Dataset items:
######
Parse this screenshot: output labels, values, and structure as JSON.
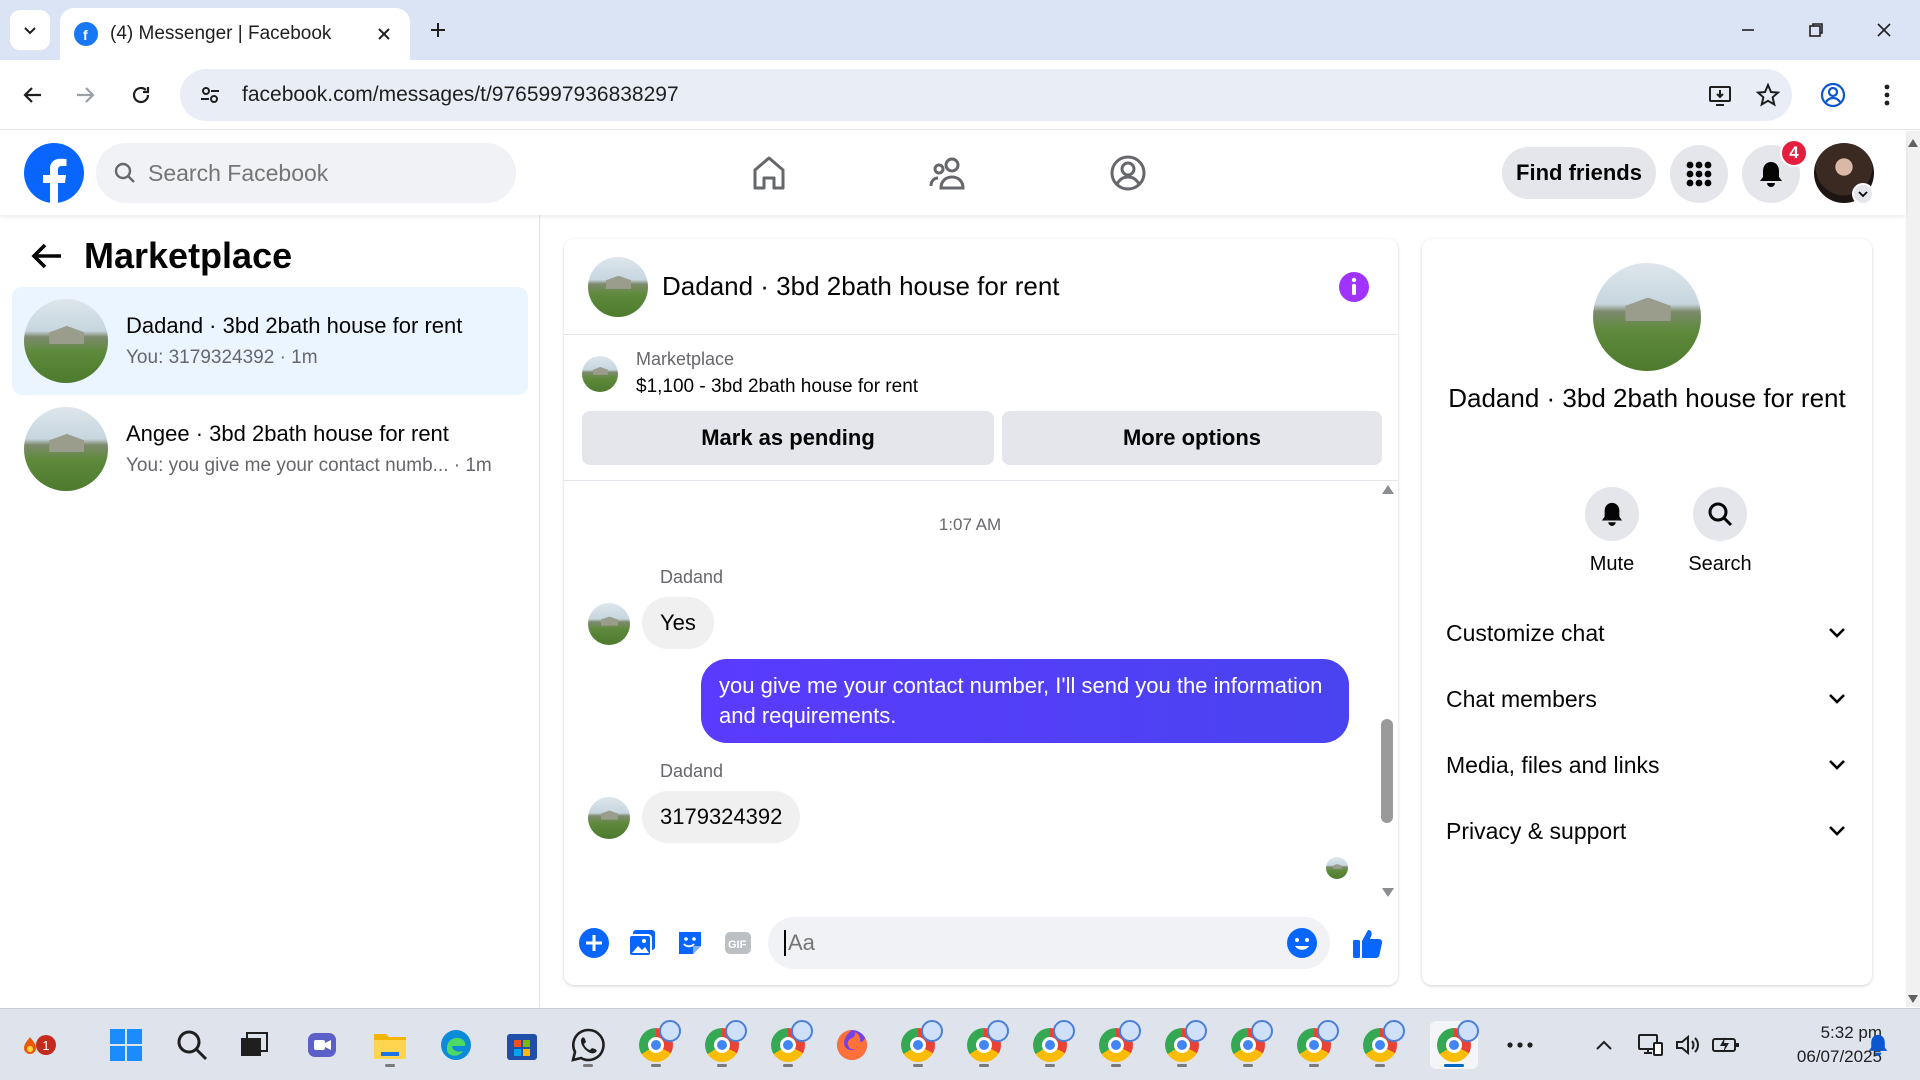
{
  "browser": {
    "tab_title": "(4) Messenger | Facebook",
    "url": "facebook.com/messages/t/9765997936838297"
  },
  "header": {
    "search_placeholder": "Search Facebook",
    "find_friends_label": "Find friends",
    "notification_count": "4"
  },
  "sidebar": {
    "title": "Marketplace",
    "conversations": [
      {
        "name": "Dadand · 3bd 2bath house for rent",
        "preview": "You: 3179324392 · 1m",
        "active": true
      },
      {
        "name": "Angee · 3bd 2bath house for rent",
        "preview": "You: you give me your contact numb...  · 1m",
        "active": false
      }
    ]
  },
  "chat": {
    "title": "Dadand · 3bd 2bath house for rent",
    "listing": {
      "label": "Marketplace",
      "title": "$1,100 - 3bd 2bath house for rent",
      "mark_pending_label": "Mark as pending",
      "more_options_label": "More options"
    },
    "time_separator": "1:07 AM",
    "messages": [
      {
        "sender": "Dadand",
        "text": "Yes",
        "direction": "in"
      },
      {
        "sender": "",
        "text": "you give me your contact number, I'll send you the information and requirements.",
        "direction": "out"
      },
      {
        "sender": "Dadand",
        "text": "3179324392",
        "direction": "in"
      }
    ],
    "composer_placeholder": "Aa"
  },
  "info_panel": {
    "name": "Dadand · 3bd 2bath house for rent",
    "mute_label": "Mute",
    "search_label": "Search",
    "sections": [
      "Customize chat",
      "Chat members",
      "Media, files and links",
      "Privacy & support"
    ]
  },
  "taskbar": {
    "time": "5:32 pm",
    "date": "06/07/2025",
    "weather_badge": "1"
  },
  "colors": {
    "facebook_blue": "#0866ff",
    "outgoing_bubble": "#5b3cff",
    "messenger_purple": "#a033ff",
    "notification_red": "#e41e3f"
  }
}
######
## AIM OF THE TASK
Find "Dadand". Copy every line it occurs in.

## SOLUTION TO THE PROBLEM
        "name": "Dadand · 3bd 2bath house for rent",
    "title": "Dadand · 3bd 2bath house for rent",
        "sender": "Dadand",
        "sender": "Dadand",
    "name": "Dadand · 3bd 2bath house for rent",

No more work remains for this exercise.